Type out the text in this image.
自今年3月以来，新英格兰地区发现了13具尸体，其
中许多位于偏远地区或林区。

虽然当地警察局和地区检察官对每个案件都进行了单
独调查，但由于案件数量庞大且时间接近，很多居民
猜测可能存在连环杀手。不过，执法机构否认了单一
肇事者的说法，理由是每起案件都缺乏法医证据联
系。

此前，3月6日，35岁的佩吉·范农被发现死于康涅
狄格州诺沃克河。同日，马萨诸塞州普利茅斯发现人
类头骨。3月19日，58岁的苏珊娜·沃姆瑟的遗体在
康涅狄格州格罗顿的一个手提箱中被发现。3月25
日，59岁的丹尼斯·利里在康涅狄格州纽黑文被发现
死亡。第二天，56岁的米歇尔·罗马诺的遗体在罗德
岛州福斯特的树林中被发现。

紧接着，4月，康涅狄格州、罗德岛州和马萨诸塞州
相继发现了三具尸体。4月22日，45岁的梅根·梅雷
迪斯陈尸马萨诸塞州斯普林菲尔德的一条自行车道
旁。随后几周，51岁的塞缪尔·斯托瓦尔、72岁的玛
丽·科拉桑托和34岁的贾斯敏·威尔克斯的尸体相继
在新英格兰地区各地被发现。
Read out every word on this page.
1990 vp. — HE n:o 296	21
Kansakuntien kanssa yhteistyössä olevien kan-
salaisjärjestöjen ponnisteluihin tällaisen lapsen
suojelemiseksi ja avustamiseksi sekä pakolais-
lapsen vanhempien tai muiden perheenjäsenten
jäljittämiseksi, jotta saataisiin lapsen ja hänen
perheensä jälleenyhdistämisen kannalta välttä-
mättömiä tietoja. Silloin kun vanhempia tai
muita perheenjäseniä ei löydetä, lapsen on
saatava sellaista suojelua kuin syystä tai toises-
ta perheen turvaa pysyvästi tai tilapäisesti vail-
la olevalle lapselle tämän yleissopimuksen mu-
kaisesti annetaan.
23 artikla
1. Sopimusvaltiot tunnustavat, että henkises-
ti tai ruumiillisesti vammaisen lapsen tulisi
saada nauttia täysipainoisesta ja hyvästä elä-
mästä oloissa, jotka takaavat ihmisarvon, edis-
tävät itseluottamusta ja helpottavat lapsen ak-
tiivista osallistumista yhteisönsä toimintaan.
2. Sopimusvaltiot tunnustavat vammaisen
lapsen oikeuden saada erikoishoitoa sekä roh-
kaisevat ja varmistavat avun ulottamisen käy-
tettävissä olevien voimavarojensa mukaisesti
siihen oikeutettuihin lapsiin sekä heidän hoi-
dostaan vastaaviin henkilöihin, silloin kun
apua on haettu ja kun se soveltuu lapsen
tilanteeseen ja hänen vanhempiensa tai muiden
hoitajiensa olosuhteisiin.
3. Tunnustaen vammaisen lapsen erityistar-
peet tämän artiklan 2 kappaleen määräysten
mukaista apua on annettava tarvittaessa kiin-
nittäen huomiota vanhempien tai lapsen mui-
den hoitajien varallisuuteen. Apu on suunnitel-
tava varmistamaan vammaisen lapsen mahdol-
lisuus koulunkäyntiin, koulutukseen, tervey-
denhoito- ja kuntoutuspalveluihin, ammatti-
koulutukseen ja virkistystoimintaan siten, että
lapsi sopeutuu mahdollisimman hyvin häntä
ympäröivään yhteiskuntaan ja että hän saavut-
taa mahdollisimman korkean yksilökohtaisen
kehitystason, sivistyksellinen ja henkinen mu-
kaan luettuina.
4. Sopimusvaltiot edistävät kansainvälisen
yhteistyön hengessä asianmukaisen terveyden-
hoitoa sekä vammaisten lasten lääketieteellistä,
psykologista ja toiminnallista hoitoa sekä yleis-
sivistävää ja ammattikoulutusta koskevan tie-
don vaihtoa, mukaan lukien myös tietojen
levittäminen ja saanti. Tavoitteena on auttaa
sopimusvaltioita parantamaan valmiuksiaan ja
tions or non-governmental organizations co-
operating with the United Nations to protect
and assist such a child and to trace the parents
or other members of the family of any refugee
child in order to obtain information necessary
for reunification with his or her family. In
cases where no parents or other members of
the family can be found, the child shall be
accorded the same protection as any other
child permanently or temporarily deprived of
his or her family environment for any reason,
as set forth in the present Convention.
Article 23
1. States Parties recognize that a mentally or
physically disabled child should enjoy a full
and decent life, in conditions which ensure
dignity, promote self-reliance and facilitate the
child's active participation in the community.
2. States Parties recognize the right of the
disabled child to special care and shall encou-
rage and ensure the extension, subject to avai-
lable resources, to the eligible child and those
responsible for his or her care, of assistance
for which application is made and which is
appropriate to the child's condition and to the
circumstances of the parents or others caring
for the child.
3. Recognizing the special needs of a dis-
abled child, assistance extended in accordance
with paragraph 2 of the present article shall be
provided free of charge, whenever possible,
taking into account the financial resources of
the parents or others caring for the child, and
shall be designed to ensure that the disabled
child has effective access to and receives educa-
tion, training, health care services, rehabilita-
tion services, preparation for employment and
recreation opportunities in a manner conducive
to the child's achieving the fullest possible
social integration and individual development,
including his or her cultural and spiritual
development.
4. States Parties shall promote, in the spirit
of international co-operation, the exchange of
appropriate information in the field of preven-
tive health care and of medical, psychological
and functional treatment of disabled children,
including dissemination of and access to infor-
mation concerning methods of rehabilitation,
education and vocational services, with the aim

#### [Given exercise]
Copy each line above that contains the word "sekä".

#### [Correct result]
suojelemiseksi ja avustamiseksi sekä pakolais-
lapsen oikeuden saada erikoishoitoa sekä roh-
siihen oikeutettuihin lapsiin sekä heidän hoi-
hoitoa sekä vammaisten lasten lääketieteellistä,
psykologista ja toiminnallista hoitoa sekä yleis-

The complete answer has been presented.